SHORT TASK -
Print all the records exactly, please.

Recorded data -
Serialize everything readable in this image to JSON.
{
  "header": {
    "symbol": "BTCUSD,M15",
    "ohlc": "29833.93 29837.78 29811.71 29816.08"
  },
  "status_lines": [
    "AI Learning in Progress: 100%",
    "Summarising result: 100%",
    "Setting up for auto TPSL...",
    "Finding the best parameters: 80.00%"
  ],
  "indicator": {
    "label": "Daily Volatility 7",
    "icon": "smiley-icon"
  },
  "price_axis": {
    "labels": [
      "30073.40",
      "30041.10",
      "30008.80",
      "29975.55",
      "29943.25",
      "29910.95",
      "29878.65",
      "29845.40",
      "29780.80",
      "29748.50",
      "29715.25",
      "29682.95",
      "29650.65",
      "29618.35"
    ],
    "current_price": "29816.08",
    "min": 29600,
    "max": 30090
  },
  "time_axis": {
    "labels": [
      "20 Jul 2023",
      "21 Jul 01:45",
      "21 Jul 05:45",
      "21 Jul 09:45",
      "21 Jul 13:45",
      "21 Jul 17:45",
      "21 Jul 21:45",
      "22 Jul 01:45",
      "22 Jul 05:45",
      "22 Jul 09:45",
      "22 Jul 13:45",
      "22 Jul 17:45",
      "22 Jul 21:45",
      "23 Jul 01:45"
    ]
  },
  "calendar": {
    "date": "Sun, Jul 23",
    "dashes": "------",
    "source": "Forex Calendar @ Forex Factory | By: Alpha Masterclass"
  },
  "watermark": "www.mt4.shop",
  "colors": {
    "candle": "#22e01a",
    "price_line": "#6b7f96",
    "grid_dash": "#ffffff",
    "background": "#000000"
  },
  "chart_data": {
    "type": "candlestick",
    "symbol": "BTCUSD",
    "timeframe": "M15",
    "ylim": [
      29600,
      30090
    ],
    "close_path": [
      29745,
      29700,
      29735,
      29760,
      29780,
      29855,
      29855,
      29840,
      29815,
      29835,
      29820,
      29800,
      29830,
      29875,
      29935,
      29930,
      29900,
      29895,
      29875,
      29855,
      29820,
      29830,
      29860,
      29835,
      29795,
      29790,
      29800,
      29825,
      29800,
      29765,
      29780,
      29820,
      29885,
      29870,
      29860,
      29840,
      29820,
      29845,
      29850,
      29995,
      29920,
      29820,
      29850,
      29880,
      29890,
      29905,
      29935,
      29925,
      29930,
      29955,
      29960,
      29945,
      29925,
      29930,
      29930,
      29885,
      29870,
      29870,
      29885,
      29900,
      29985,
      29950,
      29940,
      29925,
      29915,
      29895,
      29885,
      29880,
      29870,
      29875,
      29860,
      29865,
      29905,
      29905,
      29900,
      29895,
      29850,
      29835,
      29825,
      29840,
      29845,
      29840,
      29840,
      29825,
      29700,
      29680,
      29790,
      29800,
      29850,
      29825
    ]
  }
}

EXPECTED OUTPUT -
Serialize everything readable in this image to JSON.
{
  "header": {
    "symbol": "BTCUSD,M15",
    "ohlc": "29833.93 29837.78 29811.71 29816.08"
  },
  "status_lines": [
    "AI Learning in Progress: 100%",
    "Summarising result: 100%",
    "Setting up for auto TPSL...",
    "Finding the best parameters: 80.00%"
  ],
  "indicator": {
    "label": "Daily Volatility 7",
    "icon": "smiley-icon"
  },
  "price_axis": {
    "labels": [
      "30073.40",
      "30041.10",
      "30008.80",
      "29975.55",
      "29943.25",
      "29910.95",
      "29878.65",
      "29845.40",
      "29780.80",
      "29748.50",
      "29715.25",
      "29682.95",
      "29650.65",
      "29618.35"
    ],
    "current_price": "29816.08",
    "min": 29600,
    "max": 30090
  },
  "time_axis": {
    "labels": [
      "20 Jul 2023",
      "21 Jul 01:45",
      "21 Jul 05:45",
      "21 Jul 09:45",
      "21 Jul 13:45",
      "21 Jul 17:45",
      "21 Jul 21:45",
      "22 Jul 01:45",
      "22 Jul 05:45",
      "22 Jul 09:45",
      "22 Jul 13:45",
      "22 Jul 17:45",
      "22 Jul 21:45",
      "23 Jul 01:45"
    ]
  },
  "calendar": {
    "date": "Sun, Jul 23",
    "dashes": "------",
    "source": "Forex Calendar @ Forex Factory | By: Alpha Masterclass"
  },
  "watermark": "www.mt4.shop",
  "colors": {
    "candle": "#22e01a",
    "price_line": "#6b7f96",
    "grid_dash": "#ffffff",
    "background": "#000000"
  },
  "chart_data": {
    "type": "candlestick",
    "symbol": "BTCUSD",
    "timeframe": "M15",
    "ylim": [
      29600,
      30090
    ],
    "close_path": [
      29745,
      29700,
      29735,
      29760,
      29780,
      29855,
      29855,
      29840,
      29815,
      29835,
      29820,
      29800,
      29830,
      29875,
      29935,
      29930,
      29900,
      29895,
      29875,
      29855,
      29820,
      29830,
      29860,
      29835,
      29795,
      29790,
      29800,
      29825,
      29800,
      29765,
      29780,
      29820,
      29885,
      29870,
      29860,
      29840,
      29820,
      29845,
      29850,
      29995,
      29920,
      29820,
      29850,
      29880,
      29890,
      29905,
      29935,
      29925,
      29930,
      29955,
      29960,
      29945,
      29925,
      29930,
      29930,
      29885,
      29870,
      29870,
      29885,
      29900,
      29985,
      29950,
      29940,
      29925,
      29915,
      29895,
      29885,
      29880,
      29870,
      29875,
      29860,
      29865,
      29905,
      29905,
      29900,
      29895,
      29850,
      29835,
      29825,
      29840,
      29845,
      29840,
      29840,
      29825,
      29700,
      29680,
      29790,
      29800,
      29850,
      29825
    ]
  }
}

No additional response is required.